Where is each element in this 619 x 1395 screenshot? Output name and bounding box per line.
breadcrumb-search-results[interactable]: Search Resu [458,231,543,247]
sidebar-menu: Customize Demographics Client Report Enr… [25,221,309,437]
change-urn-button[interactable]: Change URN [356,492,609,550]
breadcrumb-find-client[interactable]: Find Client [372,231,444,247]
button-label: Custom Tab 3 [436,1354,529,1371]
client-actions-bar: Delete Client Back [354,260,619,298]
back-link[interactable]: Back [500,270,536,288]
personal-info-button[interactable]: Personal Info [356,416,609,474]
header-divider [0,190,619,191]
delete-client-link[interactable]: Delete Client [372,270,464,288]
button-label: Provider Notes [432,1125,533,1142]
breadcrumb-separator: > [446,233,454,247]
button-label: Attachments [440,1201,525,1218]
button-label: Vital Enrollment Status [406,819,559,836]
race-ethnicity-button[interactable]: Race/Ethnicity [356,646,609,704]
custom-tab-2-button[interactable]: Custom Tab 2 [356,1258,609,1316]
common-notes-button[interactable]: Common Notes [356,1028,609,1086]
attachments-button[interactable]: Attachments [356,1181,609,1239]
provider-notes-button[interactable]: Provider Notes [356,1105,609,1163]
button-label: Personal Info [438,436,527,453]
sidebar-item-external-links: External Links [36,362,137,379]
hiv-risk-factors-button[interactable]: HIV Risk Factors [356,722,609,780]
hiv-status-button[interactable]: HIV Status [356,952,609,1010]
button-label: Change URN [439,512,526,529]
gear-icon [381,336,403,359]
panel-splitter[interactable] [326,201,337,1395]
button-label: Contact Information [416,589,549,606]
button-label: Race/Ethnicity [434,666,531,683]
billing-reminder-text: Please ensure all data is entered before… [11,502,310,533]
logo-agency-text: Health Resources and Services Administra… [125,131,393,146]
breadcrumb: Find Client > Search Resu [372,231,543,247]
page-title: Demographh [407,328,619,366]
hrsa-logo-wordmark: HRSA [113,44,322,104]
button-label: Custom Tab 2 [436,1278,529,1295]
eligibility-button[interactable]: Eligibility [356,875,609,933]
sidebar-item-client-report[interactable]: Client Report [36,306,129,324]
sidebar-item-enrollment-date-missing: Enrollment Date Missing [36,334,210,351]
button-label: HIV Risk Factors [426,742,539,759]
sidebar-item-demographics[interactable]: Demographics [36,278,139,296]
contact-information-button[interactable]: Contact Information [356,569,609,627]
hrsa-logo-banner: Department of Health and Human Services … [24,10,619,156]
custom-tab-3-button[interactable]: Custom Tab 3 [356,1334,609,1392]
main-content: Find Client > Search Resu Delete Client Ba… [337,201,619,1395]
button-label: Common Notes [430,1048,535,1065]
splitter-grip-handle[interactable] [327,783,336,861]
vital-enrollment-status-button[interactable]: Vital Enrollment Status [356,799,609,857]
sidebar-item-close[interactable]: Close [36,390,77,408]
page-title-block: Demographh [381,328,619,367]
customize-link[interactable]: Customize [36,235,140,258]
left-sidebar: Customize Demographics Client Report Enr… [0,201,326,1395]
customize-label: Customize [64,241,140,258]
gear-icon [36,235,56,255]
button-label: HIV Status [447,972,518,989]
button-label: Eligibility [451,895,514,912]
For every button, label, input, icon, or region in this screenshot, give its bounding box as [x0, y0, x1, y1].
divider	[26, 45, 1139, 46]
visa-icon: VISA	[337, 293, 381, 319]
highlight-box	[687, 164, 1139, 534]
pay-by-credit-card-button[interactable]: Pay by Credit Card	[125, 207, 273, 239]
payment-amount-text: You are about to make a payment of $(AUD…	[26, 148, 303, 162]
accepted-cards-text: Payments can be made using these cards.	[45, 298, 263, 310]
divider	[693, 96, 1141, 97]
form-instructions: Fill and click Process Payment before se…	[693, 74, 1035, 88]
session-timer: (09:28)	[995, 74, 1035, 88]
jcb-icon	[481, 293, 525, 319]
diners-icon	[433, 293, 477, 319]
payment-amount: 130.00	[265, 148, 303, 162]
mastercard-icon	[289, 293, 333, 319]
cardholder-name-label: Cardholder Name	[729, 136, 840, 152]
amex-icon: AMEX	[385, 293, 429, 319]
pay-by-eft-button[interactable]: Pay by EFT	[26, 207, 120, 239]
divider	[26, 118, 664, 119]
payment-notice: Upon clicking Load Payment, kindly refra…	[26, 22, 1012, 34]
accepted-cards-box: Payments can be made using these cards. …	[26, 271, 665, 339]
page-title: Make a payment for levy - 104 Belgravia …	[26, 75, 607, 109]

» **EXERCISE REQUIREMENTS**:
Format the lines from all the items above as a single numbered list, skipping any blank lines.

» **SOLUTION TO THE EXERCISE**:
1. Where is each element in this 619 x 1395 screenshot? Output name and bounding box per line.
2. breadcrumb-search-results[interactable]: Search Resu [458,231,543,247]
3. sidebar-menu: Customize Demographics Client Report Enr… [25,221,309,437]
4. change-urn-button[interactable]: Change URN [356,492,609,550]
5. breadcrumb-find-client[interactable]: Find Client [372,231,444,247]
6. button-label: Custom Tab 3 [436,1354,529,1371]
7. client-actions-bar: Delete Client Back [354,260,619,298]
8. back-link[interactable]: Back [500,270,536,288]
9. personal-info-button[interactable]: Personal Info [356,416,609,474]
10. header-divider [0,190,619,191]
11. delete-client-link[interactable]: Delete Client [372,270,464,288]
12. button-label: Provider Notes [432,1125,533,1142]
13. breadcrumb-separator: > [446,233,454,247]
14. button-label: Attachments [440,1201,525,1218]
15. button-label: Vital Enrollment Status [406,819,559,836]
16. race-ethnicity-button[interactable]: Race/Ethnicity [356,646,609,704]
17. custom-tab-2-button[interactable]: Custom Tab 2 [356,1258,609,1316]
18. common-notes-button[interactable]: Common Notes [356,1028,609,1086]
19. attachments-button[interactable]: Attachments [356,1181,609,1239]
20. provider-notes-button[interactable]: Provider Notes [356,1105,609,1163]
21. button-label: Personal Info [438,436,527,453]
22. sidebar-item-external-links: External Links [36,362,137,379]
23. hiv-risk-factors-button[interactable]: HIV Risk Factors [356,722,609,780]
24. hiv-status-button[interactable]: HIV Status [356,952,609,1010]
25. button-label: Change URN [439,512,526,529]
26. gear-icon [381,336,403,359]
27. panel-splitter[interactable] [326,201,337,1395]
28. button-label: Contact Information [416,589,549,606]
29. button-label: Race/Ethnicity [434,666,531,683]
30. billing-reminder-text: Please ensure all data is entered before… [11,502,310,533]
31. logo-agency-text: Health Resources and Services Administra… [125,131,393,146]
32. breadcrumb: Find Client > Search Resu [372,231,543,247]
33. page-title: Demographh [407,328,619,366]
34. hrsa-logo-wordmark: HRSA [113,44,322,104]
35. button-label: Custom Tab 2 [436,1278,529,1295]
36. eligibility-button[interactable]: Eligibility [356,875,609,933]
37. sidebar-item-client-report[interactable]: Client Report [36,306,129,324]
38. sidebar-item-enrollment-date-missing: Enrollment Date Missing [36,334,210,351]
39. button-label: HIV Risk Factors [426,742,539,759]
40. sidebar-item-demographics[interactable]: Demographics [36,278,139,296]
41. contact-information-button[interactable]: Contact Information [356,569,609,627]
42. hrsa-logo-banner: Department of Health and Human Services … [24,10,619,156]
43. custom-tab-3-button[interactable]: Custom Tab 3 [356,1334,609,1392]
44. main-content: Find Client > Search Resu Delete Client Ba… [337,201,619,1395]
45. button-label: Common Notes [430,1048,535,1065]
46. splitter-grip-handle[interactable] [327,783,336,861]
47. vital-enrollment-status-button[interactable]: Vital Enrollment Status [356,799,609,857]
48. sidebar-item-close[interactable]: Close [36,390,77,408]
49. page-title-block: Demographh [381,328,619,367]
50. customize-link[interactable]: Customize [36,235,140,258]
51. left-sidebar: Customize Demographics Client Report Enr… [0,201,326,1395]
52. customize-label: Customize [64,241,140,258]
53. gear-icon [36,235,56,255]
54. button-label: HIV Status [447,972,518,989]
55. button-label: Eligibility [451,895,514,912]
56. For every button, label, input, icon, or region in this screenshot, give its bounding box as [x0, y0, x1, y1].
57. divider	[26, 45, 1139, 46]
58. visa-icon: VISA	[337, 293, 381, 319]
59. highlight-box	[687, 164, 1139, 534]
60. pay-by-credit-card-button[interactable]: Pay by Credit Card	[125, 207, 273, 239]
61. payment-amount-text: You are about to make a payment of $(AUD…	[26, 148, 303, 162]
62. accepted-cards-text: Payments can be made using these cards.	[45, 298, 263, 310]
63. divider	[693, 96, 1141, 97]
64. form-instructions: Fill and click Process Payment before se…	[693, 74, 1035, 88]
65. session-timer: (09:28)	[995, 74, 1035, 88]
66. jcb-icon	[481, 293, 525, 319]
67. diners-icon	[433, 293, 477, 319]
68. payment-amount: 130.00	[265, 148, 303, 162]
69. mastercard-icon	[289, 293, 333, 319]
70. cardholder-name-label: Cardholder Name	[729, 136, 840, 152]
71. amex-icon: AMEX	[385, 293, 429, 319]
72. pay-by-eft-button[interactable]: Pay by EFT	[26, 207, 120, 239]
73. divider	[26, 118, 664, 119]
74. payment-notice: Upon clicking Load Payment, kindly refra…	[26, 22, 1012, 34]
75. accepted-cards-box: Payments can be made using these cards. …	[26, 271, 665, 339]
76. page-title: Make a payment for levy - 104 Belgravia …	[26, 75, 607, 109]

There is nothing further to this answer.